▶ _EXERCISE_: Would you please repeat all of the data exactly, omitting the pictures?

:: WORKING DATA ::

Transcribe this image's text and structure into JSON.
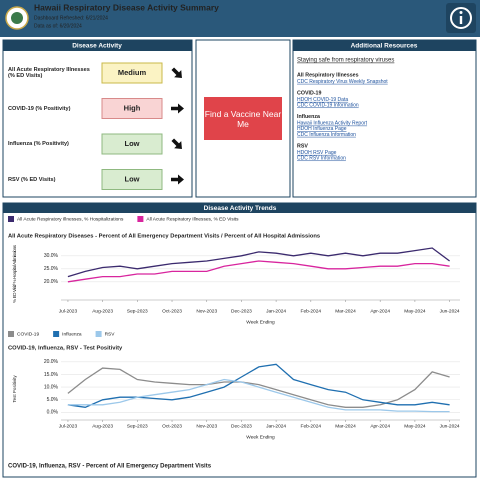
{
  "header": {
    "title": "Hawaii Respiratory Disease Activity Summary",
    "refreshed": "Dashboard Refreshed: 6/21/2024",
    "data_as_of": "Data as of: 6/20/2024"
  },
  "activity": {
    "title": "Disease Activity",
    "rows": [
      {
        "label": "All Acute Respiratory Illnesses (% ED Visits)",
        "level": "Medium"
      },
      {
        "label": "COVID-19 (% Positivity)",
        "level": "High"
      },
      {
        "label": "Influenza (% Positivity)",
        "level": "Low"
      },
      {
        "label": "RSV (% ED Visits)",
        "level": "Low"
      }
    ]
  },
  "vaccine_button": "Find a Vaccine Near Me",
  "resources": {
    "title": "Additional Resources",
    "main_link": "Staying safe from respiratory viruses",
    "groups": [
      {
        "heading": "All Respiratory Illnesses",
        "links": [
          "CDC Respiratory Virus Weekly Snapshot"
        ]
      },
      {
        "heading": "COVID-19",
        "links": [
          "HDOH COVID-19 Data",
          "CDC COVID-19 Information"
        ]
      },
      {
        "heading": "Influenza",
        "links": [
          "Hawaii Influenza Activity Report",
          "HDOH Influenza Page",
          "CDC Influenza Information"
        ]
      },
      {
        "heading": "RSV",
        "links": [
          "HDOH RSV Page",
          "CDC RSV Information"
        ]
      }
    ]
  },
  "trends": {
    "title": "Disease Activity Trends",
    "next_title": "COVID-19, Influenza, RSV - Percent of All Emergency Department Visits"
  },
  "chart_data": [
    {
      "type": "line",
      "title": "All Acute Respiratory Diseases - Percent of All Emergency Department Visits / Percent of All Hospital Admissions",
      "y_label": "% ED Visit/ % Hospital Admissions",
      "x_label": "Week Ending",
      "x": [
        0,
        0.5,
        1,
        1.5,
        2,
        2.5,
        3,
        3.5,
        4,
        4.5,
        5,
        5.5,
        6,
        6.5,
        7,
        7.5,
        8,
        8.5,
        9,
        9.5,
        10,
        10.5,
        11
      ],
      "xlim": [
        -0.2,
        11.3
      ],
      "xticks": [
        {
          "value": 0,
          "label": "Jul-2023"
        },
        {
          "value": 1,
          "label": "Aug-2023"
        },
        {
          "value": 2,
          "label": "Sep-2023"
        },
        {
          "value": 3,
          "label": "Oct-2023"
        },
        {
          "value": 4,
          "label": "Nov-2023"
        },
        {
          "value": 5,
          "label": "Dec-2023"
        },
        {
          "value": 6,
          "label": "Jan-2024"
        },
        {
          "value": 7,
          "label": "Feb-2024"
        },
        {
          "value": 8,
          "label": "Mar-2024"
        },
        {
          "value": 9,
          "label": "Apr-2024"
        },
        {
          "value": 10,
          "label": "May-2024"
        },
        {
          "value": 11,
          "label": "Jun-2024"
        }
      ],
      "ylim": [
        13,
        33
      ],
      "yticks": [
        {
          "value": 20,
          "label": "20.0%"
        },
        {
          "value": 25,
          "label": "25.0%"
        },
        {
          "value": 30,
          "label": "30.0%"
        }
      ],
      "grid": true,
      "series": [
        {
          "name": "All Acute Respiratory Illnesses, % Hospitalizations",
          "color": "#3b2a6e",
          "values": [
            22,
            24,
            25.5,
            26,
            25,
            26,
            27,
            27.5,
            28,
            29,
            30,
            31.5,
            31,
            30,
            31,
            30,
            31,
            30,
            31,
            31,
            32,
            33,
            28
          ]
        },
        {
          "name": "All Acute Respiratory Illnesses, % ED Visits",
          "color": "#d8259e",
          "values": [
            20,
            21,
            22,
            22,
            23,
            23,
            24,
            24,
            24,
            26,
            27,
            28,
            27.5,
            27,
            26,
            25,
            25,
            25.5,
            26,
            26,
            27,
            27,
            26
          ]
        }
      ]
    },
    {
      "type": "line",
      "title": "COVID-19, Influenza, RSV - Test Positivity",
      "y_label": "Test Positivity",
      "x_label": "Week Ending",
      "x": [
        0,
        0.5,
        1,
        1.5,
        2,
        2.5,
        3,
        3.5,
        4,
        4.5,
        5,
        5.5,
        6,
        6.5,
        7,
        7.5,
        8,
        8.5,
        9,
        9.5,
        10,
        10.5,
        11
      ],
      "xlim": [
        -0.2,
        11.3
      ],
      "xticks": [
        {
          "value": 0,
          "label": "Jul-2023"
        },
        {
          "value": 1,
          "label": "Aug-2023"
        },
        {
          "value": 2,
          "label": "Sep-2023"
        },
        {
          "value": 3,
          "label": "Oct-2023"
        },
        {
          "value": 4,
          "label": "Nov-2023"
        },
        {
          "value": 5,
          "label": "Dec-2023"
        },
        {
          "value": 6,
          "label": "Jan-2024"
        },
        {
          "value": 7,
          "label": "Feb-2024"
        },
        {
          "value": 8,
          "label": "Mar-2024"
        },
        {
          "value": 9,
          "label": "Apr-2024"
        },
        {
          "value": 10,
          "label": "May-2024"
        },
        {
          "value": 11,
          "label": "Jun-2024"
        }
      ],
      "ylim": [
        -3,
        21.5
      ],
      "yticks": [
        {
          "value": 0,
          "label": "0.0%"
        },
        {
          "value": 5,
          "label": "5.0%"
        },
        {
          "value": 10,
          "label": "10.0%"
        },
        {
          "value": 15,
          "label": "15.0%"
        },
        {
          "value": 20,
          "label": "20.0%"
        }
      ],
      "grid": true,
      "series": [
        {
          "name": "COVID-19",
          "color": "#8c8c8c",
          "values": [
            7.5,
            13,
            17.5,
            17,
            13,
            12,
            11.5,
            11,
            11,
            12,
            12,
            11,
            9,
            7,
            5,
            3,
            2,
            2,
            3,
            5,
            9,
            16,
            14
          ]
        },
        {
          "name": "Influenza",
          "color": "#1f6fb0",
          "values": [
            3,
            2,
            5,
            6,
            6,
            5.5,
            5,
            6,
            8,
            10,
            14,
            18,
            19,
            13,
            11,
            9,
            8,
            5,
            4,
            3,
            3,
            4,
            3
          ]
        },
        {
          "name": "RSV",
          "color": "#9cc8ea",
          "values": [
            3,
            3,
            3,
            4,
            6,
            7,
            8,
            9,
            11,
            13,
            12,
            10,
            8,
            6,
            4,
            2,
            1,
            1,
            1,
            0.5,
            0.5,
            0.3,
            0.3
          ]
        }
      ]
    }
  ]
}
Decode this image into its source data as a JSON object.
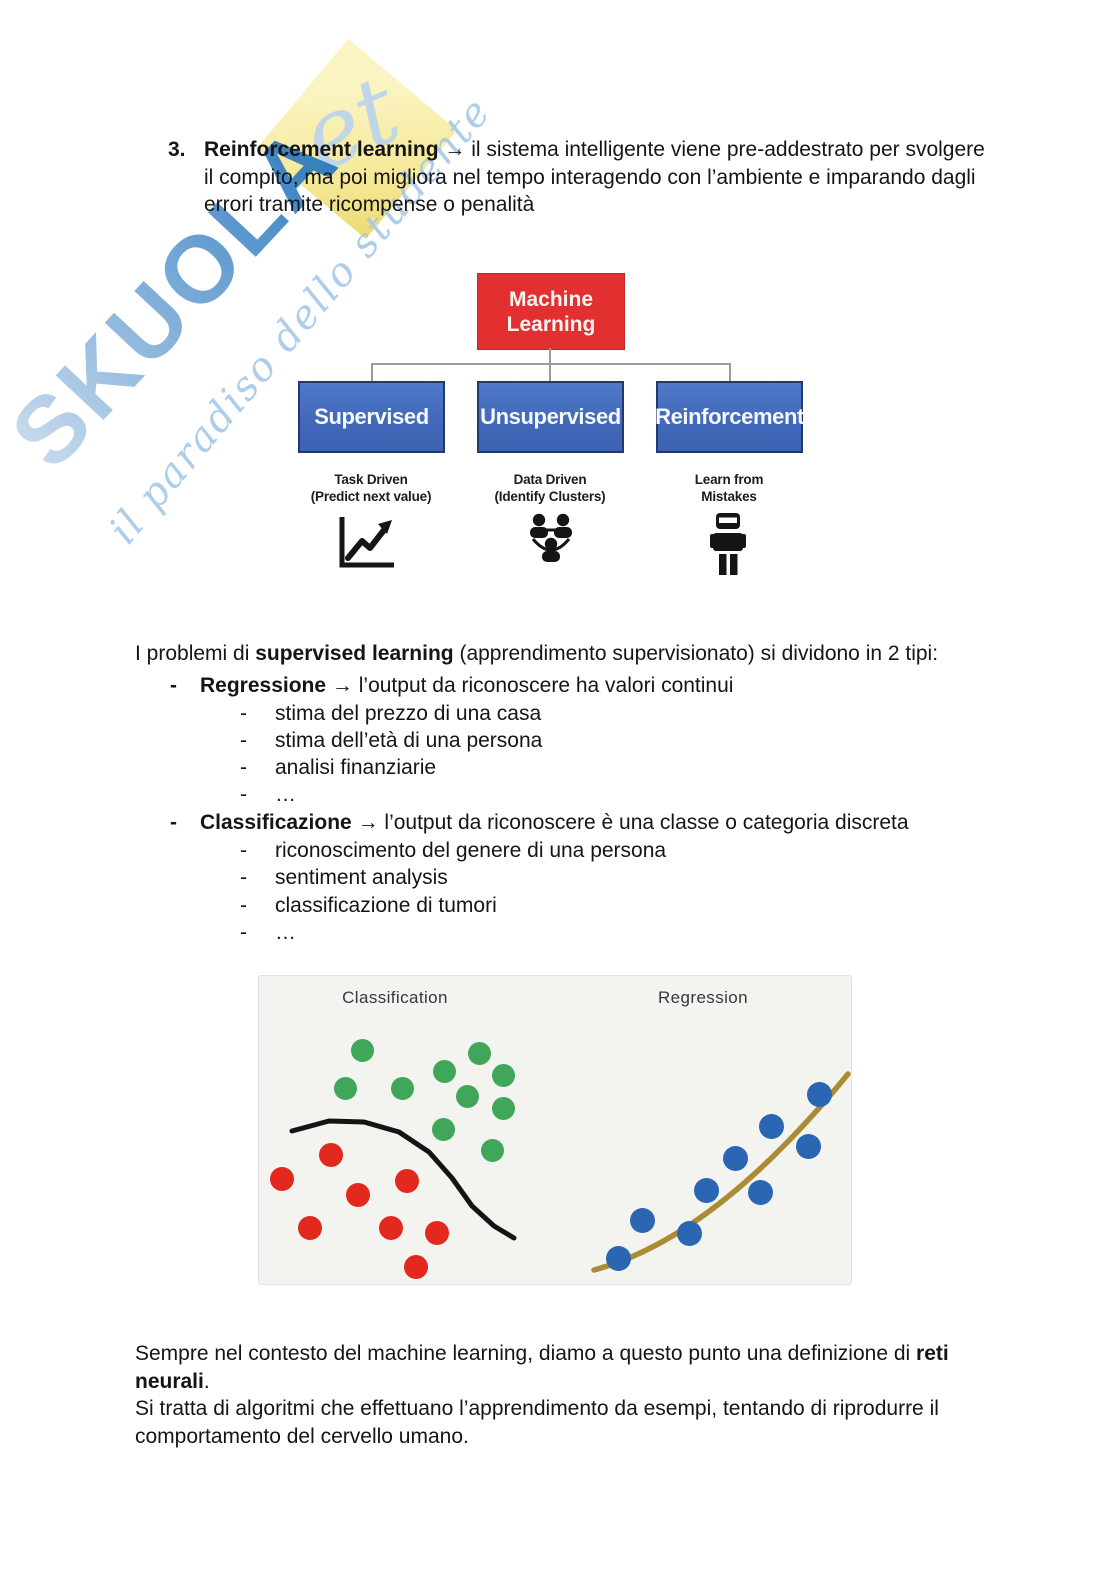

:::

▶ _ANSWER TO THE EXERCISE_:
Transcribe this image's text and structure into JSON.
{
  "header": {
    "title": "Hawaii Respiratory Disease Activity Summary",
    "refreshed": "Dashboard Refreshed: 6/21/2024",
    "data_as_of": "Data as of: 6/20/2024"
  },
  "activity": {
    "title": "Disease Activity",
    "rows": [
      {
        "label": "All Acute Respiratory Illnesses (% ED Visits)",
        "level": "Medium"
      },
      {
        "label": "COVID-19 (% Positivity)",
        "level": "High"
      },
      {
        "label": "Influenza (% Positivity)",
        "level": "Low"
      },
      {
        "label": "RSV (% ED Visits)",
        "level": "Low"
      }
    ]
  },
  "vaccine_button": "Find a Vaccine Near Me",
  "resources": {
    "title": "Additional Resources",
    "main_link": "Staying safe from respiratory viruses",
    "groups": [
      {
        "heading": "All Respiratory Illnesses",
        "links": [
          "CDC Respiratory Virus Weekly Snapshot"
        ]
      },
      {
        "heading": "COVID-19",
        "links": [
          "HDOH COVID-19 Data",
          "CDC COVID-19 Information"
        ]
      },
      {
        "heading": "Influenza",
        "links": [
          "Hawaii Influenza Activity Report",
          "HDOH Influenza Page",
          "CDC Influenza Information"
        ]
      },
      {
        "heading": "RSV",
        "links": [
          "HDOH RSV Page",
          "CDC RSV Information"
        ]
      }
    ]
  },
  "trends": {
    "title": "Disease Activity Trends",
    "next_title": "COVID-19, Influenza, RSV - Percent of All Emergency Department Visits"
  },
  "chart_data": [
    {
      "type": "line",
      "title": "All Acute Respiratory Diseases - Percent of All Emergency Department Visits / Percent of All Hospital Admissions",
      "y_label": "% ED Visit/ % Hospital Admissions",
      "x_label": "Week Ending",
      "x": [
        0,
        0.5,
        1,
        1.5,
        2,
        2.5,
        3,
        3.5,
        4,
        4.5,
        5,
        5.5,
        6,
        6.5,
        7,
        7.5,
        8,
        8.5,
        9,
        9.5,
        10,
        10.5,
        11
      ],
      "xlim": [
        -0.2,
        11.3
      ],
      "xticks": [
        {
          "value": 0,
          "label": "Jul-2023"
        },
        {
          "value": 1,
          "label": "Aug-2023"
        },
        {
          "value": 2,
          "label": "Sep-2023"
        },
        {
          "value": 3,
          "label": "Oct-2023"
        },
        {
          "value": 4,
          "label": "Nov-2023"
        },
        {
          "value": 5,
          "label": "Dec-2023"
        },
        {
          "value": 6,
          "label": "Jan-2024"
        },
        {
          "value": 7,
          "label": "Feb-2024"
        },
        {
          "value": 8,
          "label": "Mar-2024"
        },
        {
          "value": 9,
          "label": "Apr-2024"
        },
        {
          "value": 10,
          "label": "May-2024"
        },
        {
          "value": 11,
          "label": "Jun-2024"
        }
      ],
      "ylim": [
        13,
        33
      ],
      "yticks": [
        {
          "value": 20,
          "label": "20.0%"
        },
        {
          "value": 25,
          "label": "25.0%"
        },
        {
          "value": 30,
          "label": "30.0%"
        }
      ],
      "grid": true,
      "series": [
        {
          "name": "All Acute Respiratory Illnesses, % Hospitalizations",
          "color": "#3b2a6e",
          "values": [
            22,
            24,
            25.5,
            26,
            25,
            26,
            27,
            27.5,
            28,
            29,
            30,
            31.5,
            31,
            30,
            31,
            30,
            31,
            30,
            31,
            31,
            32,
            33,
            28
          ]
        },
        {
          "name": "All Acute Respiratory Illnesses, % ED Visits",
          "color": "#d8259e",
          "values": [
            20,
            21,
            22,
            22,
            23,
            23,
            24,
            24,
            24,
            26,
            27,
            28,
            27.5,
            27,
            26,
            25,
            25,
            25.5,
            26,
            26,
            27,
            27,
            26
          ]
        }
      ]
    },
    {
      "type": "line",
      "title": "COVID-19, Influenza, RSV - Test Positivity",
      "y_label": "Test Positivity",
      "x_label": "Week Ending",
      "x": [
        0,
        0.5,
        1,
        1.5,
        2,
        2.5,
        3,
        3.5,
        4,
        4.5,
        5,
        5.5,
        6,
        6.5,
        7,
        7.5,
        8,
        8.5,
        9,
        9.5,
        10,
        10.5,
        11
      ],
      "xlim": [
        -0.2,
        11.3
      ],
      "xticks": [
        {
          "value": 0,
          "label": "Jul-2023"
        },
        {
          "value": 1,
          "label": "Aug-2023"
        },
        {
          "value": 2,
          "label": "Sep-2023"
        },
        {
          "value": 3,
          "label": "Oct-2023"
        },
        {
          "value": 4,
          "label": "Nov-2023"
        },
        {
          "value": 5,
          "label": "Dec-2023"
        },
        {
          "value": 6,
          "label": "Jan-2024"
        },
        {
          "value": 7,
          "label": "Feb-2024"
        },
        {
          "value": 8,
          "label": "Mar-2024"
        },
        {
          "value": 9,
          "label": "Apr-2024"
        },
        {
          "value": 10,
          "label": "May-2024"
        },
        {
          "value": 11,
          "label": "Jun-2024"
        }
      ],
      "ylim": [
        -3,
        21.5
      ],
      "yticks": [
        {
          "value": 0,
          "label": "0.0%"
        },
        {
          "value": 5,
          "label": "5.0%"
        },
        {
          "value": 10,
          "label": "10.0%"
        },
        {
          "value": 15,
          "label": "15.0%"
        },
        {
          "value": 20,
          "label": "20.0%"
        }
      ],
      "grid": true,
      "series": [
        {
          "name": "COVID-19",
          "color": "#8c8c8c",
          "values": [
            7.5,
            13,
            17.5,
            17,
            13,
            12,
            11.5,
            11,
            11,
            12,
            12,
            11,
            9,
            7,
            5,
            3,
            2,
            2,
            3,
            5,
            9,
            16,
            14
          ]
        },
        {
          "name": "Influenza",
          "color": "#1f6fb0",
          "values": [
            3,
            2,
            5,
            6,
            6,
            5.5,
            5,
            6,
            8,
            10,
            14,
            18,
            19,
            13,
            11,
            9,
            8,
            5,
            4,
            3,
            3,
            4,
            3
          ]
        },
        {
          "name": "RSV",
          "color": "#9cc8ea",
          "values": [
            3,
            3,
            3,
            4,
            6,
            7,
            8,
            9,
            11,
            13,
            12,
            10,
            8,
            6,
            4,
            2,
            1,
            1,
            1,
            0.5,
            0.5,
            0.3,
            0.3
          ]
        }
      ]
    }
  ]
}
Decode this image into its source data as a JSON object.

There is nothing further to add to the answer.